▸ Tugas yang Diberikan A
Tolong terjemahkan kalimat berikut dari kutipan halaman tentang keutamaan memberi makan buka puasa ke dalam bahasa Inggris: "Ada beberapa keutamaan memberi makan buka puasa."
────────────────
Ada
beberapa keutamaan memberi makan buka puasa. Ini juga termasuk bagi yang
membantu atau menjadi panitia buka puasa karena termasuk dalam orang yang
menolong dalam kebaikan.
1. Memberi
makan buka puasa akan mendapatkan pahala dari orang yang berpuasa
Dari
Zaid bin Khalid Al-Juhani radhiyallahu ‘anhu, ia berkata bahwa Rasulullah
shallallahu ‘alaihi wa sallam bersabda,
مَنْ فَطَّرَ
صَائِمًا كَانَ
لَهُ مِثْلُ
أَجْرِهِ غَيْرَ
أَنَّهُ لاَ
يَنْقُصُ مِنْ
أَجْرِ الصَّائِمِ
شَيْئًا
“Siapa
memberi makan orang yang berpuasa, maka baginya pahala seperti orang yang berpuasa
tersebut, tanpa mengurangi pahala orang yang berpuasa itu sedikit pun juga.”
(HR. Tirmidzi no. 807, Ibnu Majah no. 1746, dan Ahmad 5: 192. Al-Hafizh Abu
Thahir mengatakan bahwa hadits ini shahih).
2. Dengan banyak berderma melalui memberi makan
berbuka dibarengi dengan berpuasa itulah jalan menuju surga
Dari
‘Ali radhiyallahu ‘anhu, ia berkata, Nabi shallallahu ‘alaihi wa sallam
bersabda,
إِنَّ فِى
الْجَنَّةِ غُرَفًا
تُرَى ظُهُورُهَا
مِنْ بُطُونِهَا
وَبُطُونُهَا مِنْ
ظُهُورِهَا. فَقَامَ أَعْرَابِىٌّ فَقَالَ
لِمَنْ هِىَ
يَا رَسُولَ
اللَّهِ قَالَ
لِمَنْ أَطَابَ
الْكَلاَمَ
وَأَطْعَمَ
الطَّعَامَ وَأَدَامَ
الصِّيَامَ وَصَلَّى
لِلَّهِ بِاللَّيْلِ
وَالنَّاسُ نِيَامٌ
“Sesungguhnya
di surga terdapat kamar-kamar yang mana bagian luarnya terlihat dari bagian dalam
dan bagian dalamnya terlihat dari bagian luarnya.” Lantas seorang arab baduwi
berdiri sambil berkata, “Bagi siapakah kamar-kamar itu diperuntukkan wahai
Rasululullah?” Nabi shallallahu ‘alaihi wa sallam menjawab, “Untuk orang yang
berkata benar, yang memberi makan, dan yang senantiasa berpuasa dan shalat pada
malam hari di waktu manusia pada tidur.” (HR. Tirmidzi no. 1984. Syaikh Al
Albani mengatakan bahwa hadits ini hasan)
────────────────
▸ Tugas yang Diberikan B
Keluarkan sebagai tabel Markdown dengan kolom "No" dan "Isi" baris-baris data di bawah, mulai dari baris pertama data hingga baris yang memuat "road-area xyxy=(400,24,576,430)", keduanya termasuk. Lewati baris kosong.

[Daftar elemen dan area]
────────────────
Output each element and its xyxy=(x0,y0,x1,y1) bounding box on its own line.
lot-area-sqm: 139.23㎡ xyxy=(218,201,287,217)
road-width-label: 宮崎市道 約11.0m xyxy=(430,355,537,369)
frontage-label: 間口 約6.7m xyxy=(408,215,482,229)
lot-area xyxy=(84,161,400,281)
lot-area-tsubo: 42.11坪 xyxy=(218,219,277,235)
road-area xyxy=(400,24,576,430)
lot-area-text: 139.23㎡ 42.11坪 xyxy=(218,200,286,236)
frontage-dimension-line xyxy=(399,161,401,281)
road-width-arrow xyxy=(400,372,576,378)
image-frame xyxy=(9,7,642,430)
────────────────
▸ Jawaban Lengkap A
There are several virtues of providing food for breaking the fast.

▸ Jawaban Lengkap B
| No | Isi |
|---|---|
| 1 | Output each element and its xyxy=(x0,y0,x1,y1) bounding box on its own line. |
| 2 | lot-area-sqm: 139.23㎡ xyxy=(218,201,287,217) |
| 3 | road-width-label: 宮崎市道 約11.0m xyxy=(430,355,537,369) |
| 4 | frontage-label: 間口 約6.7m xyxy=(408,215,482,229) |
| 5 | lot-area xyxy=(84,161,400,281) |
| 6 | lot-area-tsubo: 42.11坪 xyxy=(218,219,277,235) |
| 7 | road-area xyxy=(400,24,576,430) |